# THE REQUEST
Take the data below and repeat it exactly.

-- Start of RECORD EXTRACTS --

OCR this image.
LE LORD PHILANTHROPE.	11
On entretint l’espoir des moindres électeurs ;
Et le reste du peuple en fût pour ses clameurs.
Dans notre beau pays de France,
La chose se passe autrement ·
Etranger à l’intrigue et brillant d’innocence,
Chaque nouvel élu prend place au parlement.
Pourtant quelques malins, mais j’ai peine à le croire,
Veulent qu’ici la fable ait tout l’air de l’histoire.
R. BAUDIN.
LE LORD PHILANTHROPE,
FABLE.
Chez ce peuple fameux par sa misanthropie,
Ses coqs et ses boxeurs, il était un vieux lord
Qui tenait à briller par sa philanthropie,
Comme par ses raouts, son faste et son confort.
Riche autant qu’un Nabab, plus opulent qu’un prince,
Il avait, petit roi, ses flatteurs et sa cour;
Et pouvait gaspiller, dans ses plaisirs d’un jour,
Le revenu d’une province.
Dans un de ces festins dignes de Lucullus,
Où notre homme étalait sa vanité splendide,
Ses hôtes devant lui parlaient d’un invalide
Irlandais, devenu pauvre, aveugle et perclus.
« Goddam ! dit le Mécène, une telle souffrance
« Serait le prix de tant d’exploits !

-- End of RECORD EXTRACTS --

# ANSWER
OCR this image.
LE LORD PHILANTHROPE.	11
On entretint l’espoir des moindres électeurs ;
Et le reste du peuple en fût pour ses clameurs.
Dans notre beau pays de France,
La chose se passe autrement ·
Etranger à l’intrigue et brillant d’innocence,
Chaque nouvel élu prend place au parlement.
Pourtant quelques malins, mais j’ai peine à le croire,
Veulent qu’ici la fable ait tout l’air de l’histoire.
R. BAUDIN.
LE LORD PHILANTHROPE,
FABLE.
Chez ce peuple fameux par sa misanthropie,
Ses coqs et ses boxeurs, il était un vieux lord
Qui tenait à briller par sa philanthropie,
Comme par ses raouts, son faste et son confort.
Riche autant qu’un Nabab, plus opulent qu’un prince,
Il avait, petit roi, ses flatteurs et sa cour;
Et pouvait gaspiller, dans ses plaisirs d’un jour,
Le revenu d’une province.
Dans un de ces festins dignes de Lucullus,
Où notre homme étalait sa vanité splendide,
Ses hôtes devant lui parlaient d’un invalide
Irlandais, devenu pauvre, aveugle et perclus.
« Goddam ! dit le Mécène, une telle souffrance
« Serait le prix de tant d’exploits !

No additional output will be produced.